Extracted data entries
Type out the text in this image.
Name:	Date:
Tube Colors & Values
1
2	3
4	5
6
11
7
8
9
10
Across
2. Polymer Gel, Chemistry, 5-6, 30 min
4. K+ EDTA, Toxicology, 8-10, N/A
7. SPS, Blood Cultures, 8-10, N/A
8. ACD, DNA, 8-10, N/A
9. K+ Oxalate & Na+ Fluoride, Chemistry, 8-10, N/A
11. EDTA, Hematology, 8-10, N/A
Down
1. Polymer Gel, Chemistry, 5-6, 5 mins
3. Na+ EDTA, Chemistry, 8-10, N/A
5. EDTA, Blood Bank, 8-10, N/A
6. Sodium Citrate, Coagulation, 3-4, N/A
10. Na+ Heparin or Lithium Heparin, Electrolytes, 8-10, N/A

What you are asked to do: Copy out every line of the data that includes the word "Chemistry".

Correct answer:
2. Polymer Gel, Chemistry, 5-6, 30 min
9. K+ Oxalate & Na+ Fluoride, Chemistry, 8-10, N/A
1. Polymer Gel, Chemistry, 5-6, 5 mins
3. Na+ EDTA, Chemistry, 8-10, N/A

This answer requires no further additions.